#### Objective
Find every line of the listing below where "одаренности" appears, and copy it.

(Entries taken from a collection)
--------------------

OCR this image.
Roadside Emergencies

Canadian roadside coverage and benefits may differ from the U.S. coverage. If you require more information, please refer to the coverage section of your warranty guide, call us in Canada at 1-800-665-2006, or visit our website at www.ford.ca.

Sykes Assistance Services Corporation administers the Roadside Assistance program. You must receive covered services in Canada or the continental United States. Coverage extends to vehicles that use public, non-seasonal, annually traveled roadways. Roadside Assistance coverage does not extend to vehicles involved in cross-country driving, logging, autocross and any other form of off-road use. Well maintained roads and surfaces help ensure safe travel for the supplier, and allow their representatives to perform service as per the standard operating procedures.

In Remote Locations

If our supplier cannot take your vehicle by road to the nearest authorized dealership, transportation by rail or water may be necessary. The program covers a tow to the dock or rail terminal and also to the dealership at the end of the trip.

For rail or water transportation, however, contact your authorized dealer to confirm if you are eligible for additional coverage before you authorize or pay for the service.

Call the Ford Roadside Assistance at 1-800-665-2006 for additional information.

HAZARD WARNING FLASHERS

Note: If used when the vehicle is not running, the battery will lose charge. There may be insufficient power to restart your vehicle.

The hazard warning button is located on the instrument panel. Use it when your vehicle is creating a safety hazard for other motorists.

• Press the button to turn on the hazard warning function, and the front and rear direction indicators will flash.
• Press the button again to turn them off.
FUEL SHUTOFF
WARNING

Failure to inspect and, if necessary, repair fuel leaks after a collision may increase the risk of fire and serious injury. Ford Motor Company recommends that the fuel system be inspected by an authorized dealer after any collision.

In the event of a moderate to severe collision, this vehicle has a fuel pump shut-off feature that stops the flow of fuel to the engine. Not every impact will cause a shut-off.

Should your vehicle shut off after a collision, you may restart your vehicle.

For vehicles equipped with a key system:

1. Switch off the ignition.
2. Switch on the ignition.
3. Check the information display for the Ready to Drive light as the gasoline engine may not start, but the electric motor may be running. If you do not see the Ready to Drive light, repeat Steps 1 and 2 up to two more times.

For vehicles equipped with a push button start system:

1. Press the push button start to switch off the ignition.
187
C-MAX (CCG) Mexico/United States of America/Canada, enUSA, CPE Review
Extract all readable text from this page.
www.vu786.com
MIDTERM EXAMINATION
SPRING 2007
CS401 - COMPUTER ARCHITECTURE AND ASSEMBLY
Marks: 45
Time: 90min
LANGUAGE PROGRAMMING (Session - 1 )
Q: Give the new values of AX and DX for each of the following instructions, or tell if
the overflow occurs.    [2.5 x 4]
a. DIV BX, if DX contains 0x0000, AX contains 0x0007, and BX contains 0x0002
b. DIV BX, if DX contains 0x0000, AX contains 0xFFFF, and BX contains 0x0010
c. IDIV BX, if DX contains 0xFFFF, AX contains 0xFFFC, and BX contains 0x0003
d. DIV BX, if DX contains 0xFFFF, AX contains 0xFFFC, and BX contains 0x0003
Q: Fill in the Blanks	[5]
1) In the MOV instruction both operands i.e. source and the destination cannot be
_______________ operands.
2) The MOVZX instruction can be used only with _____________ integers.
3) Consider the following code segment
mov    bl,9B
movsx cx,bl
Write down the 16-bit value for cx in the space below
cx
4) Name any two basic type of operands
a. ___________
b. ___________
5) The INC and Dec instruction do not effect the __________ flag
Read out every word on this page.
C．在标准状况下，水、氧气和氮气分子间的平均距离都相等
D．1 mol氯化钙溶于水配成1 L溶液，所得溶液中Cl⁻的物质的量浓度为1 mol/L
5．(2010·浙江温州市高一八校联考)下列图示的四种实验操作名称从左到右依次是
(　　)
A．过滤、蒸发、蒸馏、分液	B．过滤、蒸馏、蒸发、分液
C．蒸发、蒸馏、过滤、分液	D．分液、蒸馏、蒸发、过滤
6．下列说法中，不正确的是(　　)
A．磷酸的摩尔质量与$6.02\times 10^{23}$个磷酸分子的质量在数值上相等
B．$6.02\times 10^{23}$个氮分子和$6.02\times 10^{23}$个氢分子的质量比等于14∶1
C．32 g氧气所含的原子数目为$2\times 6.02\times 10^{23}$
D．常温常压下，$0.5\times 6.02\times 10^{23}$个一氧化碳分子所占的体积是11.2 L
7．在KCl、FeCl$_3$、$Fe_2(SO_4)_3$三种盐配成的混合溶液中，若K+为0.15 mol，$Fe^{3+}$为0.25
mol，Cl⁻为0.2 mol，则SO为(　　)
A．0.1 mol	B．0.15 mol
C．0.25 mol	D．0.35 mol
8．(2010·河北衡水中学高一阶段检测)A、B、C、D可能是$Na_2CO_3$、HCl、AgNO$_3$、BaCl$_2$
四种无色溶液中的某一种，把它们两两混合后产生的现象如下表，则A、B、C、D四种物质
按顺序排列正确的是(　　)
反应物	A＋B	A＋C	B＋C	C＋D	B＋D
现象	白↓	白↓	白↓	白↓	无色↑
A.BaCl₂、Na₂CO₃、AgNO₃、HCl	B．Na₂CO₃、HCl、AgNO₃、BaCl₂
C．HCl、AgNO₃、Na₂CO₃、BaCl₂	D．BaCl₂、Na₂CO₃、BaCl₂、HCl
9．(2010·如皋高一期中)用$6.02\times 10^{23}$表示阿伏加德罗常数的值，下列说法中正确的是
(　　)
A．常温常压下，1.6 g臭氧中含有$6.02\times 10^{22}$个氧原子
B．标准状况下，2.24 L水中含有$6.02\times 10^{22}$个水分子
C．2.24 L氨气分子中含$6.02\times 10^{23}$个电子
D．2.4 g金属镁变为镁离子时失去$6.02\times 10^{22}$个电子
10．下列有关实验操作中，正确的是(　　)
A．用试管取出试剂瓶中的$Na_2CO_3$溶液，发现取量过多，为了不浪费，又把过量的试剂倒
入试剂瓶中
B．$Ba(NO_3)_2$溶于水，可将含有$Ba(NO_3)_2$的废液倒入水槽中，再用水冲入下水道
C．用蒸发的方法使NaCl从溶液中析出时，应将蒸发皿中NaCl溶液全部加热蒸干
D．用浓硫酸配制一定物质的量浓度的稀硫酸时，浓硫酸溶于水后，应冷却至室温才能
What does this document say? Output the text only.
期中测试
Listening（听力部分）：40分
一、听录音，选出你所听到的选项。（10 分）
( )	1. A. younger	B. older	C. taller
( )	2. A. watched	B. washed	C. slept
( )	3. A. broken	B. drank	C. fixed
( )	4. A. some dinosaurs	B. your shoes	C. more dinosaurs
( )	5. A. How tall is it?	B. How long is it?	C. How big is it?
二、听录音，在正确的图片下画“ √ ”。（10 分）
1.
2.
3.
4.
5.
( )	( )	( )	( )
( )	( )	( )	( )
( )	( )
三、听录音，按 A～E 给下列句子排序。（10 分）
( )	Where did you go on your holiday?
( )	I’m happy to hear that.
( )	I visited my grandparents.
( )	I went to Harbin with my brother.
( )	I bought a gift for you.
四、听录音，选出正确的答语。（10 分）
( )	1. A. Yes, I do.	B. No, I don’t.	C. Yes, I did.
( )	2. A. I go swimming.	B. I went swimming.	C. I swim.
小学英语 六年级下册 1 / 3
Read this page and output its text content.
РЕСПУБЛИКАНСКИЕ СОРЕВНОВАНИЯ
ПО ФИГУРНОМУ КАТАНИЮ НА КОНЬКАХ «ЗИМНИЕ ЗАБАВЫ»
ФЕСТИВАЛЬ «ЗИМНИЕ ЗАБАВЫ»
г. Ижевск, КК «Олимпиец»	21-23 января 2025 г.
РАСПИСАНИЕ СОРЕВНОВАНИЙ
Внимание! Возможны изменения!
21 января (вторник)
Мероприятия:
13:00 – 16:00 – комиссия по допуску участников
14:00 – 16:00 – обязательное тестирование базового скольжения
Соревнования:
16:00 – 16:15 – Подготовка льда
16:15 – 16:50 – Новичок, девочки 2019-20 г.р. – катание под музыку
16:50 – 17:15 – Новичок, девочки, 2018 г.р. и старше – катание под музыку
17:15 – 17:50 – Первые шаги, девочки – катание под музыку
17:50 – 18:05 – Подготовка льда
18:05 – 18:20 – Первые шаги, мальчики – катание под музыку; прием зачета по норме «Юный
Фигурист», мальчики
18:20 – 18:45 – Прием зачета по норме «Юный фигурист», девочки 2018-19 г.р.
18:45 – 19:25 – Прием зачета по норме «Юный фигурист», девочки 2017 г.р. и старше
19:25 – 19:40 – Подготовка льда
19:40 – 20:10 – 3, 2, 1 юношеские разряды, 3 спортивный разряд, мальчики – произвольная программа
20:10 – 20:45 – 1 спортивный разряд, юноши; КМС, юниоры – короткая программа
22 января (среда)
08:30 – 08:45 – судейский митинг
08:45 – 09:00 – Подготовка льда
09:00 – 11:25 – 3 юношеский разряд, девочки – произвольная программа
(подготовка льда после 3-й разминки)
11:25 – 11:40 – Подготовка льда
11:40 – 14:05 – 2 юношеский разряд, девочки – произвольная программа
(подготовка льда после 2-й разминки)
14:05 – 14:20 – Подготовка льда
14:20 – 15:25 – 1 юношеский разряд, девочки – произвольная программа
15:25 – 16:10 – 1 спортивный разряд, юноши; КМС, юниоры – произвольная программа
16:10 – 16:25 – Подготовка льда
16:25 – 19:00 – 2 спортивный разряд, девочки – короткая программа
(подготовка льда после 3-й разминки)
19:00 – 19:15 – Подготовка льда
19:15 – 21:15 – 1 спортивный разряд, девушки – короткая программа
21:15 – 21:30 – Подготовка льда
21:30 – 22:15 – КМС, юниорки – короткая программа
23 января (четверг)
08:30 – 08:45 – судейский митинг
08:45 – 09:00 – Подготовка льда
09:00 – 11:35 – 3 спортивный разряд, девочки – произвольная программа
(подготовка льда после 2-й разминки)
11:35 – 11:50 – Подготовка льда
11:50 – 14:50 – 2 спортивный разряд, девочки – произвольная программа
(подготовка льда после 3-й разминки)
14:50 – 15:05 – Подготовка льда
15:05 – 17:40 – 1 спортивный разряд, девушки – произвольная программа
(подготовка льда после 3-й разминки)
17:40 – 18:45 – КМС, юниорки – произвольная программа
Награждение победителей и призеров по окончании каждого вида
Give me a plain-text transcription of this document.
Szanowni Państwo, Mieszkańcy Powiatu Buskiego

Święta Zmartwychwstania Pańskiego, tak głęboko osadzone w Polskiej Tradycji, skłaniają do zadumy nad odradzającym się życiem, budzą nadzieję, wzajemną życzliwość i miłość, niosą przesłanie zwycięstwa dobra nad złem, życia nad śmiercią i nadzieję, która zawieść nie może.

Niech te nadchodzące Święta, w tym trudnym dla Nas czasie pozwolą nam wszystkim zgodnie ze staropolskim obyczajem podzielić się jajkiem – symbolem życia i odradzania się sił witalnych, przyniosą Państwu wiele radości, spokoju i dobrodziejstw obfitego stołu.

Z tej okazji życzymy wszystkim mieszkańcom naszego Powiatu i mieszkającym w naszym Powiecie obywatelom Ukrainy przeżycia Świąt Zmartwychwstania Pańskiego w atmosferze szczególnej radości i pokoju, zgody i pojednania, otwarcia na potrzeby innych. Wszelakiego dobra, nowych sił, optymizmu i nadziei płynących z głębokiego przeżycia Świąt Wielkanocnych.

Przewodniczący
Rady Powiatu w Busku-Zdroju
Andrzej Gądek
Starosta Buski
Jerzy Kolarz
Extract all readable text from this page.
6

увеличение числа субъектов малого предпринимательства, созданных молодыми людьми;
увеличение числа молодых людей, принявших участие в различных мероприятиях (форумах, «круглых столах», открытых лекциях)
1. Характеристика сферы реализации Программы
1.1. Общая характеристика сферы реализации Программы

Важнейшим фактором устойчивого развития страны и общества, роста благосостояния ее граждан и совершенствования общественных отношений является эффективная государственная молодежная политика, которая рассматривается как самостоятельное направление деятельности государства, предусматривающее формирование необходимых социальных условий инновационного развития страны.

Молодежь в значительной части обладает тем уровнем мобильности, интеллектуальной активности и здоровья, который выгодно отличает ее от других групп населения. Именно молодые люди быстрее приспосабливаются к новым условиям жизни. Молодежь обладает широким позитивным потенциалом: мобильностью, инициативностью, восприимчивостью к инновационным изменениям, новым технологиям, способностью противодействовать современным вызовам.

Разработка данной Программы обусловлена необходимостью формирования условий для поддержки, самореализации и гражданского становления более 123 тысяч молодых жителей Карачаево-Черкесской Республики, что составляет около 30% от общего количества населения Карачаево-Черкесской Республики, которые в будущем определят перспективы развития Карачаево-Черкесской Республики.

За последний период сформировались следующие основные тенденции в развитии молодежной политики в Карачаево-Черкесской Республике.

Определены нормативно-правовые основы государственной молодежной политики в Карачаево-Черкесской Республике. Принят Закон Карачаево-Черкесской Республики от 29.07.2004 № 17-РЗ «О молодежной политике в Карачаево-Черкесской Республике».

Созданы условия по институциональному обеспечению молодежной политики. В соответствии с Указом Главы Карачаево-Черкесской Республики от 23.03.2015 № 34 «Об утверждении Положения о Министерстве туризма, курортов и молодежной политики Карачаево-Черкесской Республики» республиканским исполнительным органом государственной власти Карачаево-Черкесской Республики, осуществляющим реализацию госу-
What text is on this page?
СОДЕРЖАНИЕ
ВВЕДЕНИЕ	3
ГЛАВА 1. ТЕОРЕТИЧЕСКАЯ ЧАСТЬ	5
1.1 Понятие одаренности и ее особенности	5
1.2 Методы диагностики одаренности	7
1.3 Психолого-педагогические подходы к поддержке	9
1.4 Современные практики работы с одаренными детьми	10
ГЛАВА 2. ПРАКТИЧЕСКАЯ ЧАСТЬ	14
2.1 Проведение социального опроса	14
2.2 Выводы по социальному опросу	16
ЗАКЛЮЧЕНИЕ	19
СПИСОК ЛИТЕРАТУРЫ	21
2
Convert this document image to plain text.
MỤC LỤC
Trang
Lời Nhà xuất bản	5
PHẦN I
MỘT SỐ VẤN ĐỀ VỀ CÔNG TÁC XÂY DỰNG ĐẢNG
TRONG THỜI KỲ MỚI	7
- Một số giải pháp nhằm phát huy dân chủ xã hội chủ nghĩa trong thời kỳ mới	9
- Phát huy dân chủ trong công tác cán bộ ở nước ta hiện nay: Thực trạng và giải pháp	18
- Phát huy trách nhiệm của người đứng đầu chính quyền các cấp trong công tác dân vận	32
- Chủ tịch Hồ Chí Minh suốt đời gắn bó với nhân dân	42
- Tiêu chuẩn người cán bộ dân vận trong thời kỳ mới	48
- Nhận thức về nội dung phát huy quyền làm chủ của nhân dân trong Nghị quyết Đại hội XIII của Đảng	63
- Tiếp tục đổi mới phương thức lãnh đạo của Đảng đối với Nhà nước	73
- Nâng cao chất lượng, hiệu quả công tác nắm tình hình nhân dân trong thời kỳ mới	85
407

--------------------

#### Output of the task
1.1 Понятие одаренности и ее особенности	5
1.2 Методы диагностики одаренности	7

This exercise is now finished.